* Objective *
Give back the records below exactly, every one, with no pictures.

* Dataset records *
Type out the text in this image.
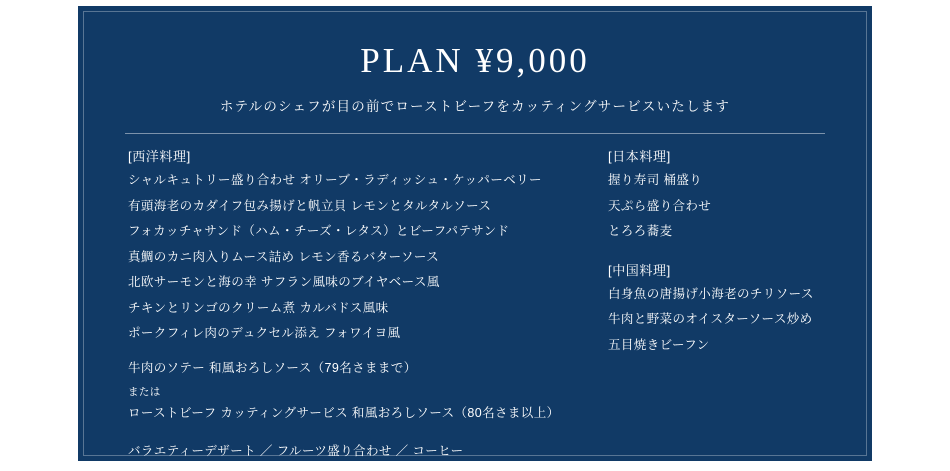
PLAN ¥9,000

ホテルのシェフが目の前でローストビーフをカッティングサービスいたします

[西洋料理]
シャルキュトリー盛り合わせ オリーブ・ラディッシュ・ケッパーベリー
有頭海老のカダイフ包み揚げと帆立貝 レモンとタルタルソース
フォカッチャサンド（ハム・チーズ・レタス）とビーフパテサンド
真鯛のカニ肉入りムース詰め レモン香るバターソース
北欧サーモンと海の幸 サフラン風味のブイヤベース風
チキンとリンゴのクリーム煮 カルバドス風味
ポークフィレ肉のデュクセル添え フォワイヨ風
牛肉のソテー 和風おろしソース（79名さままで）
または
ローストビーフ カッティングサービス 和風おろしソース（80名さま以上）
バラエティーデザート ／ フルーツ盛り合わせ ／ コーヒー
[日本料理]
握り寿司 桶盛り
天ぷら盛り合わせ
とろろ蕎麦
[中国料理]
白身魚の唐揚げ小海老のチリソース
牛肉と野菜のオイスターソース炒め
五目焼きビーフン
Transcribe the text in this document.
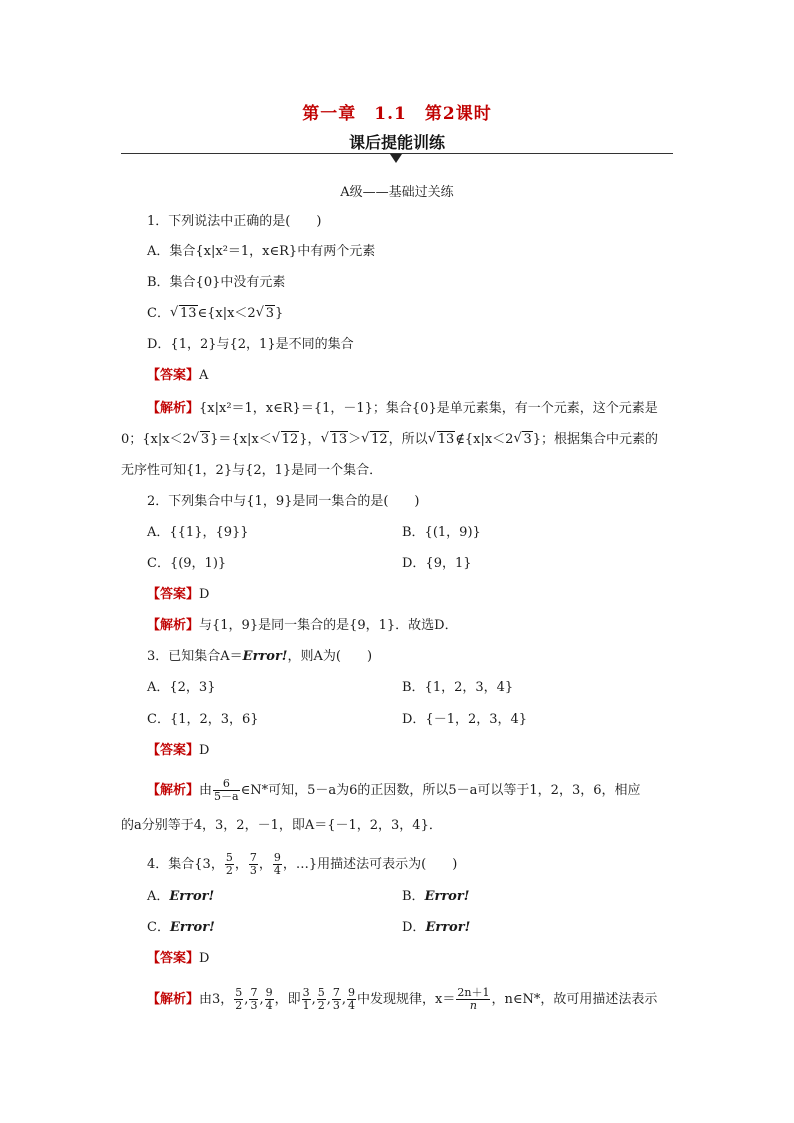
第一章　1.1　第2课时
课后提能训练
A级——基础过关练
1．下列说法中正确的是(　　)
A．集合{x|x²＝1，x∈R}中有两个元素
B．集合{0}中没有元素
C． √ 13∈{x|x＜2 √ 3}
D．{1，2}与{2，1}是不同的集合
【答案】A
【解析】{x|x²＝1，x∈R}＝{1，－1}；集合{0}是单元素集，有一个元素，这个元素是
0；{x|x＜2 √ 3}＝{x|x＜ √ 12}， √ 13＞ √ 12，所以 √ 13∉{x|x＜2 √ 3}；根据集合中元素的
无序性可知{1，2}与{2，1}是同一个集合．
2．下列集合中与{1，9}是同一集合的是(　　)
A．{{1}，{9}}	B．{(1，9)}
C．{(9，1)}	D．{9，1}
【答案】D
【解析】与{1，9}是同一集合的是{9，1}．故选D．
3．已知集合A＝Error!，则A为(　　)
A．{2，3}	B．{1，2，3，4}
C．{1，2，3，6}	D．{－1，2，3，4}
【答案】D
【解析】由 $\frac{6}{5-a}$ ∈N*可知，5－a为6的正因数，所以5－a可以等于1，2，3，6，相应
的a分别等于4，3，2，－1，即A＝{－1，2，3，4}．
4．集合{3， $\frac{5}{2}$ ， $\frac{7}{3}$ ， $\frac{9}{4}$ ，…}用描述法可表示为(　　)
A．Error!	B．Error!
C．Error!	D．Error!
【答案】D
【解析】由3， $\frac{5}{2}$ , $\frac{7}{3}$ , $\frac{9}{4}$ ，即 $\frac{3}{1}$ , $\frac{5}{2}$ , $\frac{7}{3}$ , $\frac{9}{4}$ 中发现规律，$x= \frac{2n+1}{n}$ ，n∈N*，故可用描述法表示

* Response to this exercise *
Type out the text in this image.
PLAN ¥9,000

ホテルのシェフが目の前でローストビーフをカッティングサービスいたします

[西洋料理]
シャルキュトリー盛り合わせ オリーブ・ラディッシュ・ケッパーベリー
有頭海老のカダイフ包み揚げと帆立貝 レモンとタルタルソース
フォカッチャサンド（ハム・チーズ・レタス）とビーフパテサンド
真鯛のカニ肉入りムース詰め レモン香るバターソース
北欧サーモンと海の幸 サフラン風味のブイヤベース風
チキンとリンゴのクリーム煮 カルバドス風味
ポークフィレ肉のデュクセル添え フォワイヨ風
牛肉のソテー 和風おろしソース（79名さままで）
または
ローストビーフ カッティングサービス 和風おろしソース（80名さま以上）
バラエティーデザート ／ フルーツ盛り合わせ ／ コーヒー
[日本料理]
握り寿司 桶盛り
天ぷら盛り合わせ
とろろ蕎麦
[中国料理]
白身魚の唐揚げ小海老のチリソース
牛肉と野菜のオイスターソース炒め
五目焼きビーフン
Transcribe the text in this document.
第一章　1.1　第2课时
课后提能训练
A级——基础过关练
1．下列说法中正确的是(　　)
A．集合{x|x²＝1，x∈R}中有两个元素
B．集合{0}中没有元素
C． √ 13∈{x|x＜2 √ 3}
D．{1，2}与{2，1}是不同的集合
【答案】A
【解析】{x|x²＝1，x∈R}＝{1，－1}；集合{0}是单元素集，有一个元素，这个元素是
0；{x|x＜2 √ 3}＝{x|x＜ √ 12}， √ 13＞ √ 12，所以 √ 13∉{x|x＜2 √ 3}；根据集合中元素的
无序性可知{1，2}与{2，1}是同一个集合．
2．下列集合中与{1，9}是同一集合的是(　　)
A．{{1}，{9}}	B．{(1，9)}
C．{(9，1)}	D．{9，1}
【答案】D
【解析】与{1，9}是同一集合的是{9，1}．故选D．
3．已知集合A＝Error!，则A为(　　)
A．{2，3}	B．{1，2，3，4}
C．{1，2，3，6}	D．{－1，2，3，4}
【答案】D
【解析】由 $\frac{6}{5-a}$ ∈N*可知，5－a为6的正因数，所以5－a可以等于1，2，3，6，相应
的a分别等于4，3，2，－1，即A＝{－1，2，3，4}．
4．集合{3， $\frac{5}{2}$ ， $\frac{7}{3}$ ， $\frac{9}{4}$ ，…}用描述法可表示为(　　)
A．Error!	B．Error!
C．Error!	D．Error!
【答案】D
【解析】由3， $\frac{5}{2}$ , $\frac{7}{3}$ , $\frac{9}{4}$ ，即 $\frac{3}{1}$ , $\frac{5}{2}$ , $\frac{7}{3}$ , $\frac{9}{4}$ 中发现规律，$x= \frac{2n+1}{n}$ ，n∈N*，故可用描述法表示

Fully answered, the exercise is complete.